--- begin RECORDS TO USE ---

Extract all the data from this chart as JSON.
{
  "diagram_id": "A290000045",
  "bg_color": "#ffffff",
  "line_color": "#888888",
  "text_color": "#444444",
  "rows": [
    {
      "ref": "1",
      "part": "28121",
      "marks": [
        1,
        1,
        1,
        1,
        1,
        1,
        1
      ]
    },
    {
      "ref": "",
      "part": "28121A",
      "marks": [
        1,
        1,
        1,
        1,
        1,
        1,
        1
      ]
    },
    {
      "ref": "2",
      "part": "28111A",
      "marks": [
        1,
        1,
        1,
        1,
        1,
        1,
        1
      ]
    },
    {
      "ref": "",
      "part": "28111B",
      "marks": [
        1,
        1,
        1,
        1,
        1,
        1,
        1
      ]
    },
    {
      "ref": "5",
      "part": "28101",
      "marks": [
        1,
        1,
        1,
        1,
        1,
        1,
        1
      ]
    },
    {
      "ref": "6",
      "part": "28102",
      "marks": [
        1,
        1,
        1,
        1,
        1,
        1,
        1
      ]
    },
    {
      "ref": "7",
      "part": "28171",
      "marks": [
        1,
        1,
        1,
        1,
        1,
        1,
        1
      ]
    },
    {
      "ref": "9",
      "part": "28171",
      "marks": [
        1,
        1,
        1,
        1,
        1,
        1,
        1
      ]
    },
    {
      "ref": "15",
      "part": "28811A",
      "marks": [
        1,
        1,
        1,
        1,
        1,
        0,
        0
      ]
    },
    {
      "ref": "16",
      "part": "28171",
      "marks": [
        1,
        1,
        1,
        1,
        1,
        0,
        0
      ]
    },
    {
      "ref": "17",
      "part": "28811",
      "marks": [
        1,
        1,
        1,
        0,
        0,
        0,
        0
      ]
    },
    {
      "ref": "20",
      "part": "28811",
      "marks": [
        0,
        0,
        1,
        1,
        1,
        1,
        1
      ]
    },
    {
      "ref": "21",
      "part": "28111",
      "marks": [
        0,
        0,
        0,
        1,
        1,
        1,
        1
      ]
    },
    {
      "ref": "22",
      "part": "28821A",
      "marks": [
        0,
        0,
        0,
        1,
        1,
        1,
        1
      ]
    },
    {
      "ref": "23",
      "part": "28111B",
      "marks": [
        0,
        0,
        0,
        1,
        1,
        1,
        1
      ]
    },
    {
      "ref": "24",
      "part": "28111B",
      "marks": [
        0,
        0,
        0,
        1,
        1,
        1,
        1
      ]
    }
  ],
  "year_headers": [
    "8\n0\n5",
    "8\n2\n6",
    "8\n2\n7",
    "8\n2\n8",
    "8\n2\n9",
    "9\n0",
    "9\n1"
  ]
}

--- end RECORDS TO USE ---

§ **SET PROBLEM**
Repeat the material above in full, keeping every word.

§ **ANSWER BELOW**
Extract all the data from this chart as JSON.
{
  "diagram_id": "A290000045",
  "bg_color": "#ffffff",
  "line_color": "#888888",
  "text_color": "#444444",
  "rows": [
    {
      "ref": "1",
      "part": "28121",
      "marks": [
        1,
        1,
        1,
        1,
        1,
        1,
        1
      ]
    },
    {
      "ref": "",
      "part": "28121A",
      "marks": [
        1,
        1,
        1,
        1,
        1,
        1,
        1
      ]
    },
    {
      "ref": "2",
      "part": "28111A",
      "marks": [
        1,
        1,
        1,
        1,
        1,
        1,
        1
      ]
    },
    {
      "ref": "",
      "part": "28111B",
      "marks": [
        1,
        1,
        1,
        1,
        1,
        1,
        1
      ]
    },
    {
      "ref": "5",
      "part": "28101",
      "marks": [
        1,
        1,
        1,
        1,
        1,
        1,
        1
      ]
    },
    {
      "ref": "6",
      "part": "28102",
      "marks": [
        1,
        1,
        1,
        1,
        1,
        1,
        1
      ]
    },
    {
      "ref": "7",
      "part": "28171",
      "marks": [
        1,
        1,
        1,
        1,
        1,
        1,
        1
      ]
    },
    {
      "ref": "9",
      "part": "28171",
      "marks": [
        1,
        1,
        1,
        1,
        1,
        1,
        1
      ]
    },
    {
      "ref": "15",
      "part": "28811A",
      "marks": [
        1,
        1,
        1,
        1,
        1,
        0,
        0
      ]
    },
    {
      "ref": "16",
      "part": "28171",
      "marks": [
        1,
        1,
        1,
        1,
        1,
        0,
        0
      ]
    },
    {
      "ref": "17",
      "part": "28811",
      "marks": [
        1,
        1,
        1,
        0,
        0,
        0,
        0
      ]
    },
    {
      "ref": "20",
      "part": "28811",
      "marks": [
        0,
        0,
        1,
        1,
        1,
        1,
        1
      ]
    },
    {
      "ref": "21",
      "part": "28111",
      "marks": [
        0,
        0,
        0,
        1,
        1,
        1,
        1
      ]
    },
    {
      "ref": "22",
      "part": "28821A",
      "marks": [
        0,
        0,
        0,
        1,
        1,
        1,
        1
      ]
    },
    {
      "ref": "23",
      "part": "28111B",
      "marks": [
        0,
        0,
        0,
        1,
        1,
        1,
        1
      ]
    },
    {
      "ref": "24",
      "part": "28111B",
      "marks": [
        0,
        0,
        0,
        1,
        1,
        1,
        1
      ]
    }
  ],
  "year_headers": [
    "8\n0\n5",
    "8\n2\n6",
    "8\n2\n7",
    "8\n2\n8",
    "8\n2\n9",
    "9\n0",
    "9\n1"
  ]
}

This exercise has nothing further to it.